● Work instructions: Count how many lines of the material below contain the string "name", with case counting, and give only that number.

● Rows:
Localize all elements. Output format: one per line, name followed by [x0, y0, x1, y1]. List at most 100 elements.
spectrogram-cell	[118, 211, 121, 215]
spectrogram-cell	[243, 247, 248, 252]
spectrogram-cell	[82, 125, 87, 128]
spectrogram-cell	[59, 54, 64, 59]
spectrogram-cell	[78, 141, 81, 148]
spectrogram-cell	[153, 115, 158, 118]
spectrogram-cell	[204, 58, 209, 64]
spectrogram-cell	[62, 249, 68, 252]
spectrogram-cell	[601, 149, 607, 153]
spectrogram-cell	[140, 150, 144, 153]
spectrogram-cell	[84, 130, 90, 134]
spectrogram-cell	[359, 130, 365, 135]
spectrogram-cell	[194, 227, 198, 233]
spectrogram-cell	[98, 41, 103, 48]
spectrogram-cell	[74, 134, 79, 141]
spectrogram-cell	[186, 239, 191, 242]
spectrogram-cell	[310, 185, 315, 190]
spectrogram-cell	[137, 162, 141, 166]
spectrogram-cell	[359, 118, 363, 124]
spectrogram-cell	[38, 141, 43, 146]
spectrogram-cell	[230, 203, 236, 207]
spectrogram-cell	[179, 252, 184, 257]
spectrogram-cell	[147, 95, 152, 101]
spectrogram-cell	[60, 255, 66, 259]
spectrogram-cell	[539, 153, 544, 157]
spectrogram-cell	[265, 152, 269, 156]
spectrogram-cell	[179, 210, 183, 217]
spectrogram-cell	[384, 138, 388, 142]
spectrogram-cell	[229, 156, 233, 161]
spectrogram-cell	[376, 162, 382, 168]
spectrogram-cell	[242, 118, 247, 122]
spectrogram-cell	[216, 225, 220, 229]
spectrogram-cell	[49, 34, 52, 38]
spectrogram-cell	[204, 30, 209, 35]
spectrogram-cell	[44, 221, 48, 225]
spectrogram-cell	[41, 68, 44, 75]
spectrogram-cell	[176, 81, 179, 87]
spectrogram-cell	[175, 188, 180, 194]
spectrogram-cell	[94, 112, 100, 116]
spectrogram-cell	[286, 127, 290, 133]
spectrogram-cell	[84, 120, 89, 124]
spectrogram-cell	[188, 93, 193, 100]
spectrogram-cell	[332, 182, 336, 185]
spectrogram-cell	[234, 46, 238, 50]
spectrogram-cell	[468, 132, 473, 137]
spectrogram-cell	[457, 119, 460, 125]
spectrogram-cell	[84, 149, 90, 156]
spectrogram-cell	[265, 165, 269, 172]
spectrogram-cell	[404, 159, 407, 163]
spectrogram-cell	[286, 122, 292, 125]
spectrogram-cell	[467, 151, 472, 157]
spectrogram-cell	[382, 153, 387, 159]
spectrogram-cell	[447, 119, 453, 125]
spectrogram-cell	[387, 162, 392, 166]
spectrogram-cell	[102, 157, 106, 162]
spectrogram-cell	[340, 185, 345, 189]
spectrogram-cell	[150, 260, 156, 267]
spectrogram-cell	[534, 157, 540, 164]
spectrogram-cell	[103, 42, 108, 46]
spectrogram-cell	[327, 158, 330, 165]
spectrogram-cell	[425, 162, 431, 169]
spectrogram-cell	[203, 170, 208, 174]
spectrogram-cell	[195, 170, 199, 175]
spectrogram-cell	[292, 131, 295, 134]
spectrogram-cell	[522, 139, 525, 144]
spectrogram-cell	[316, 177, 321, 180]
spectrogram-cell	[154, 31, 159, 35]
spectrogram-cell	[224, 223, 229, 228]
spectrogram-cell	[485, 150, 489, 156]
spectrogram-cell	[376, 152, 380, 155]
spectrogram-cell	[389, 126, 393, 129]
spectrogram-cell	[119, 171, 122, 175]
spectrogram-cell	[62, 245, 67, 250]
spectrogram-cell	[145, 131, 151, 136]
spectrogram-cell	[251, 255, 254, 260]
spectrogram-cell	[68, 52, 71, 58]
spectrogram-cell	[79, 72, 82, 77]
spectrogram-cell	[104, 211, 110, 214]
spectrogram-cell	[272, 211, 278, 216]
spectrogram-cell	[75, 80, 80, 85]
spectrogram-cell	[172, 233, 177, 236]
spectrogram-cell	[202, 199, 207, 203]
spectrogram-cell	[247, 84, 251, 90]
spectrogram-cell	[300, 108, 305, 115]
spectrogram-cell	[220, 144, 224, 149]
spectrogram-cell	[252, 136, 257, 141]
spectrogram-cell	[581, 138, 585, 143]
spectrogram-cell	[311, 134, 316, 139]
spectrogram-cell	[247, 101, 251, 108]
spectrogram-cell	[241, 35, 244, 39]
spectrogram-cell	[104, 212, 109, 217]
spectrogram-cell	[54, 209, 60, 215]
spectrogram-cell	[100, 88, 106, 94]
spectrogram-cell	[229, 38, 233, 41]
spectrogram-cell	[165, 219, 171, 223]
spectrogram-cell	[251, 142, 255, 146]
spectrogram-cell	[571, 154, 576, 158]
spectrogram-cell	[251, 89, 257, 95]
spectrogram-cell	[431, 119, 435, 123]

● Result for this task: 1